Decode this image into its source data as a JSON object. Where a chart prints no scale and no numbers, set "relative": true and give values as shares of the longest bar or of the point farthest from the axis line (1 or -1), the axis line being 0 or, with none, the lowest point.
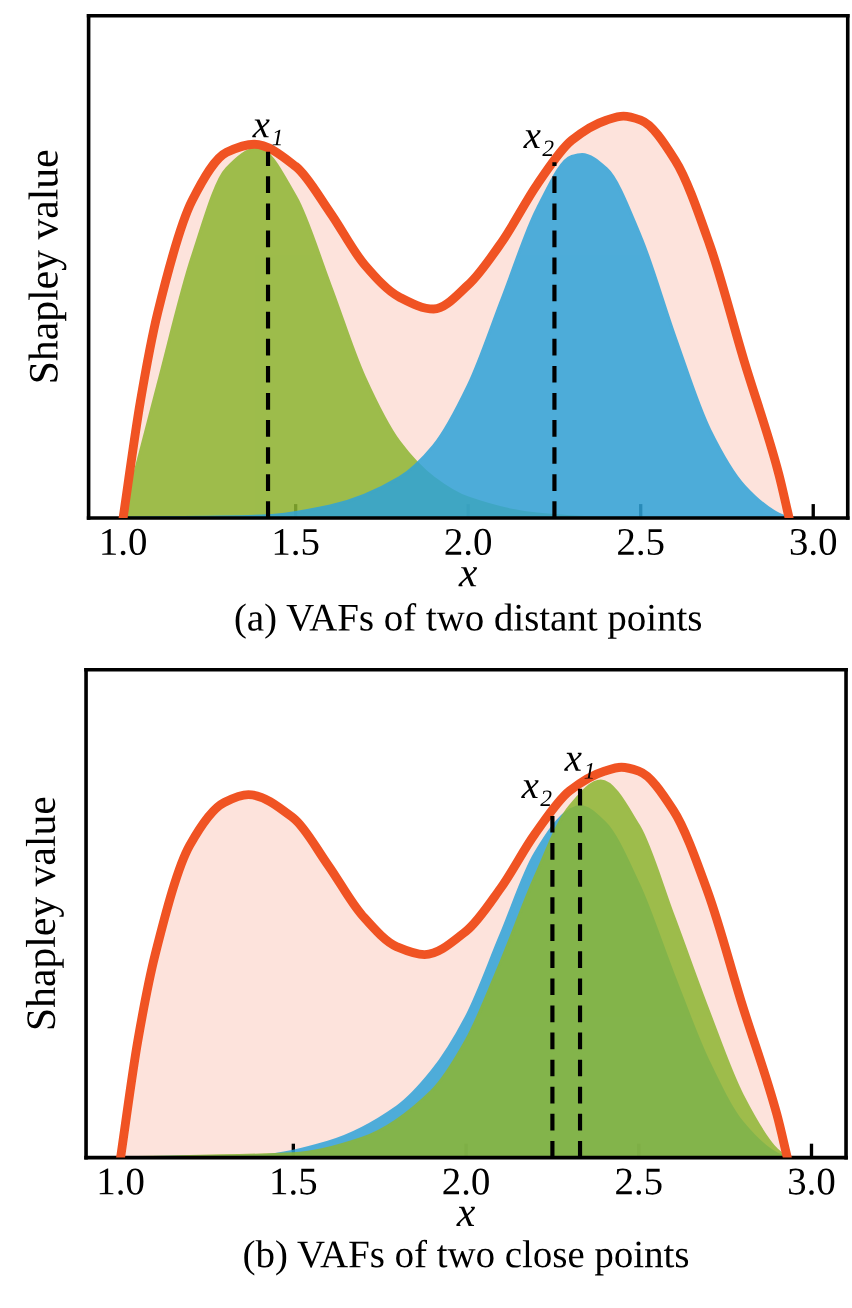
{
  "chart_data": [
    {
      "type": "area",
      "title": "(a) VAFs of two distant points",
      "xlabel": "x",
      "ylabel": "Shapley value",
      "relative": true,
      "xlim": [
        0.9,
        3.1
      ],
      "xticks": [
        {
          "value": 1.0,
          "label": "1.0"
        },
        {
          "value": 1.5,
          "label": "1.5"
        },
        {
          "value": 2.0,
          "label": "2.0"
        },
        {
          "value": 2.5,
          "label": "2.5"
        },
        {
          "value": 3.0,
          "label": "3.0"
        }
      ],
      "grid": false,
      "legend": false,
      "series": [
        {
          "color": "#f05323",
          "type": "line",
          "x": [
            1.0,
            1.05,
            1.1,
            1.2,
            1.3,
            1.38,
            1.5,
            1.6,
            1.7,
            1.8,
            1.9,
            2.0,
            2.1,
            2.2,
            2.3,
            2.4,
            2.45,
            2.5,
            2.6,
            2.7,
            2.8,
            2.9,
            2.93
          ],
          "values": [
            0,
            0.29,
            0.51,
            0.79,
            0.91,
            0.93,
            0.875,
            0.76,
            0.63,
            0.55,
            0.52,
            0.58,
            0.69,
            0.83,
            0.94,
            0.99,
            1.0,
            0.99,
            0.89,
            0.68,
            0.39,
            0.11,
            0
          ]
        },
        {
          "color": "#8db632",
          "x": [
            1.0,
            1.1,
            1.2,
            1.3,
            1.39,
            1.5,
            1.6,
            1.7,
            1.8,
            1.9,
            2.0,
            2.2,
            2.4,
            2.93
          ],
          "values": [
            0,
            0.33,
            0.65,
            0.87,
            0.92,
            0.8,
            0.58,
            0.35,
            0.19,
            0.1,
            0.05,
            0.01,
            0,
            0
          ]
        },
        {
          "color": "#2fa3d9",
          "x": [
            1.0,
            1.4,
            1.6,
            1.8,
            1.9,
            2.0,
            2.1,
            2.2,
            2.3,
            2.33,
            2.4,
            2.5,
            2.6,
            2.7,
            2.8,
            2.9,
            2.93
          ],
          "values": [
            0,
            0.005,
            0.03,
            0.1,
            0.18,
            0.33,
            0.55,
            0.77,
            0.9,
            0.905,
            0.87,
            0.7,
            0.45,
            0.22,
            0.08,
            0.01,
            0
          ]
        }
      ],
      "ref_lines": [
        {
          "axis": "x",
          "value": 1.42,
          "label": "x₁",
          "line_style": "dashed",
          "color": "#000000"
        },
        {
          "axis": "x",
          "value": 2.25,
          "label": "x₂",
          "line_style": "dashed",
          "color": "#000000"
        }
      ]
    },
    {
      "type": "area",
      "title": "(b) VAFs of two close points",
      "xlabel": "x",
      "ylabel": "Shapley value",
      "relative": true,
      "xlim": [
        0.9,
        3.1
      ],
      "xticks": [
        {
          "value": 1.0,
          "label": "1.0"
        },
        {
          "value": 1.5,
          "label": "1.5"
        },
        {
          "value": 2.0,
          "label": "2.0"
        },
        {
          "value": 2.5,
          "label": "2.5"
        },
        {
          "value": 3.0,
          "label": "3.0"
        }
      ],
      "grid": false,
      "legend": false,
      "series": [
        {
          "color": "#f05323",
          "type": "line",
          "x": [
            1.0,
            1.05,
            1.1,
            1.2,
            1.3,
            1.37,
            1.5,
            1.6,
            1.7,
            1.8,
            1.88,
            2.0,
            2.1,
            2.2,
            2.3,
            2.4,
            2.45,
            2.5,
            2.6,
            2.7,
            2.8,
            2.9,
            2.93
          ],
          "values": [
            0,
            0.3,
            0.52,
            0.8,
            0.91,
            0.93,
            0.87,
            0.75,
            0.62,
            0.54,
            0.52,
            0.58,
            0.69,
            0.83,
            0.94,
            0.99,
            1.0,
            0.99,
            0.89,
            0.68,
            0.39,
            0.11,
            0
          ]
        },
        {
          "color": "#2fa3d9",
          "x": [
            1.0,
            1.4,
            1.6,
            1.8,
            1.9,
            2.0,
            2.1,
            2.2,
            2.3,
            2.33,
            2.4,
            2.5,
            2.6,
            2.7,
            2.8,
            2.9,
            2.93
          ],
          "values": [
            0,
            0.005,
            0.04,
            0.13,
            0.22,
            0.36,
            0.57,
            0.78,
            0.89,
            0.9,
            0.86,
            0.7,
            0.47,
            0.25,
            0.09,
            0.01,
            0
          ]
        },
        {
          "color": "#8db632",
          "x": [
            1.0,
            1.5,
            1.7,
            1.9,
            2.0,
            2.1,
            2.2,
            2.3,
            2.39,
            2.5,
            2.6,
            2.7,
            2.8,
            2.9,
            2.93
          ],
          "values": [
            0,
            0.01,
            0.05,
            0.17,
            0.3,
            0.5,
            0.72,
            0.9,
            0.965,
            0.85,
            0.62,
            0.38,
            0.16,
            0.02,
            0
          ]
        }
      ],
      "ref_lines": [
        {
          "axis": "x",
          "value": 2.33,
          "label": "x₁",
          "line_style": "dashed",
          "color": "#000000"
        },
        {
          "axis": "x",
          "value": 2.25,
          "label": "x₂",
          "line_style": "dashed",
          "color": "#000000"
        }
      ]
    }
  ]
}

- - -

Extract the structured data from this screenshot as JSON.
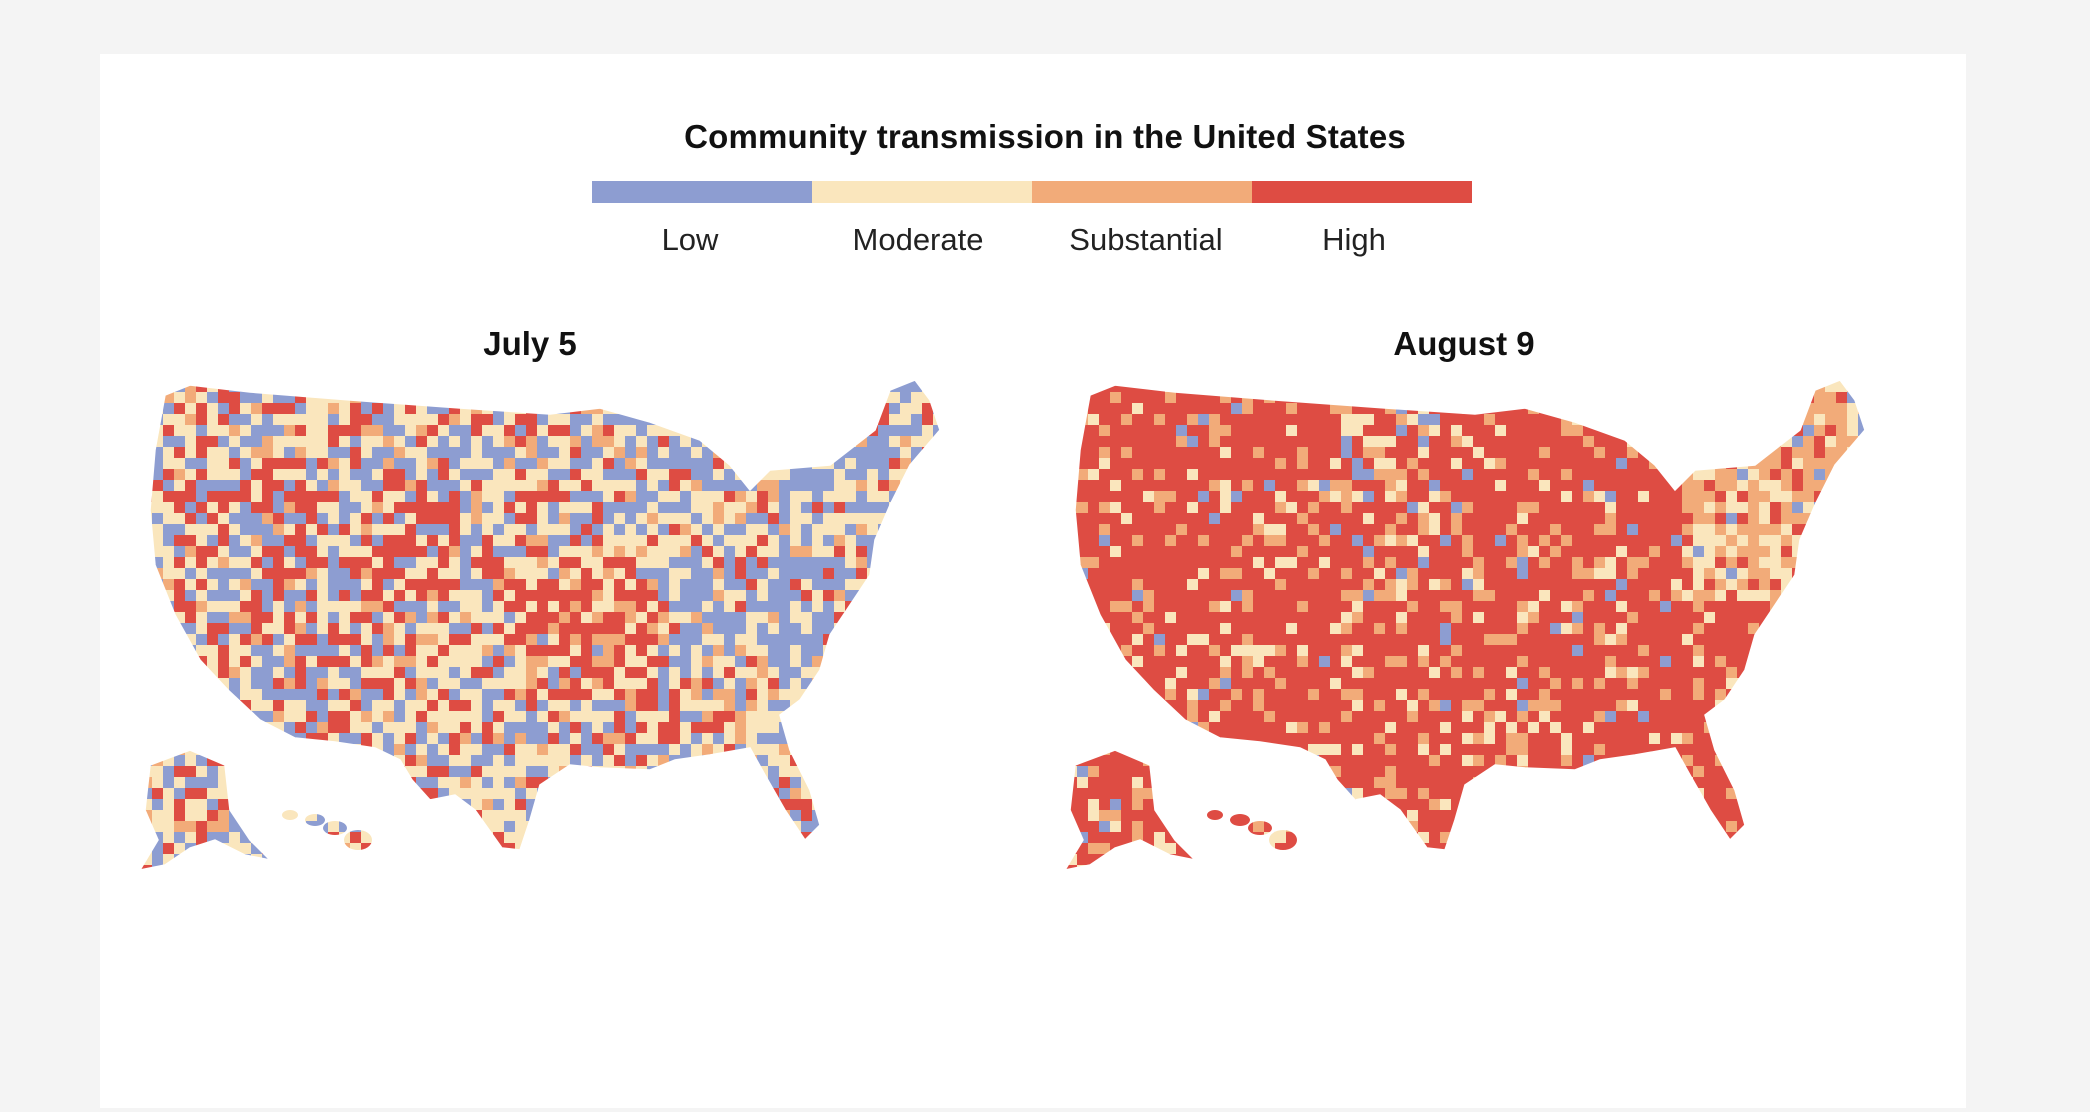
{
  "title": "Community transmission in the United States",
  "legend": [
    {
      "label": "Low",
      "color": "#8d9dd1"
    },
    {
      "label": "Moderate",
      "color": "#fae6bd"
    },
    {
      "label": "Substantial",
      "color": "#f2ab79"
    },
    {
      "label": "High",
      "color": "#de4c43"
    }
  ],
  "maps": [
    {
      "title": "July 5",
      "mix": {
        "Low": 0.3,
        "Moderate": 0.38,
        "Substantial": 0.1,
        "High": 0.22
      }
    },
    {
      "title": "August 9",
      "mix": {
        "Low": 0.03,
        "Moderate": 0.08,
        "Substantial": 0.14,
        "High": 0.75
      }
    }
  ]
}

- - -

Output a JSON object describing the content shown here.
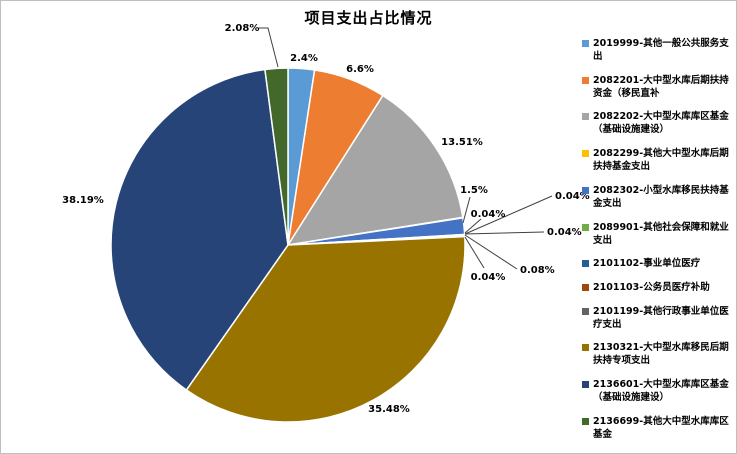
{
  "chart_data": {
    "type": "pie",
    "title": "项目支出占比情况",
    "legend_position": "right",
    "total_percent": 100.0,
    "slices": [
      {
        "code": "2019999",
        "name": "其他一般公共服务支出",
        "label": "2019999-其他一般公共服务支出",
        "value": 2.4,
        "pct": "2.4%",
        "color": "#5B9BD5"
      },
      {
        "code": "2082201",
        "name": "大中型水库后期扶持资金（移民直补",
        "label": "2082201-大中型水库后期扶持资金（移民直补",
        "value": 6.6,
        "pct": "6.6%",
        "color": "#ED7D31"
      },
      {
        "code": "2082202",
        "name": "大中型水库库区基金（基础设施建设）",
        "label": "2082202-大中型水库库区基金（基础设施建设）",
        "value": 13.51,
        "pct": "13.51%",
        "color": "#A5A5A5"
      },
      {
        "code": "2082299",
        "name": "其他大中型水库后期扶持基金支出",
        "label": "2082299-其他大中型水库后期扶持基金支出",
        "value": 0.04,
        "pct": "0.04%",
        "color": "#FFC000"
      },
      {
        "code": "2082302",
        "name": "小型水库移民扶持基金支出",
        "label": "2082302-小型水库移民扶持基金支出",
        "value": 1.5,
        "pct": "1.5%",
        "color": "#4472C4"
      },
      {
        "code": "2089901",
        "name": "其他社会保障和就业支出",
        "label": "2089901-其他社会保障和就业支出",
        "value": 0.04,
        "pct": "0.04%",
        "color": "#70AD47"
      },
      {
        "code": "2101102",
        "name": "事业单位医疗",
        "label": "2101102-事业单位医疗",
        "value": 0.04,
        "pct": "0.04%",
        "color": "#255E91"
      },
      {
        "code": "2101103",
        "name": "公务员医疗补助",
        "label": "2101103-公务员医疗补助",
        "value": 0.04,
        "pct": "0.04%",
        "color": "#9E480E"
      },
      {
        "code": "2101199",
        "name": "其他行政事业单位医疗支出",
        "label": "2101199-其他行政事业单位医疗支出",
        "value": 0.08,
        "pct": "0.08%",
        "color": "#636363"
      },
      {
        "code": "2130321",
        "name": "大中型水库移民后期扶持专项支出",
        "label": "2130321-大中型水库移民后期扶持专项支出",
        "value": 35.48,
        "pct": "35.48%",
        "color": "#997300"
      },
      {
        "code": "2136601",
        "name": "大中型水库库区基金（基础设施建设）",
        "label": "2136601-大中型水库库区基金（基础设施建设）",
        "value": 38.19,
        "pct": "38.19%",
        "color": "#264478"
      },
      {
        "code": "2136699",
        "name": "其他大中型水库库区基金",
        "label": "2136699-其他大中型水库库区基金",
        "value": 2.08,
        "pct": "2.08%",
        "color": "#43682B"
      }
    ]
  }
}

- - -

What to do: What is the number of lines in these records that contain "其他一般公共服务支出"? Reply with the number only.

Task output: 2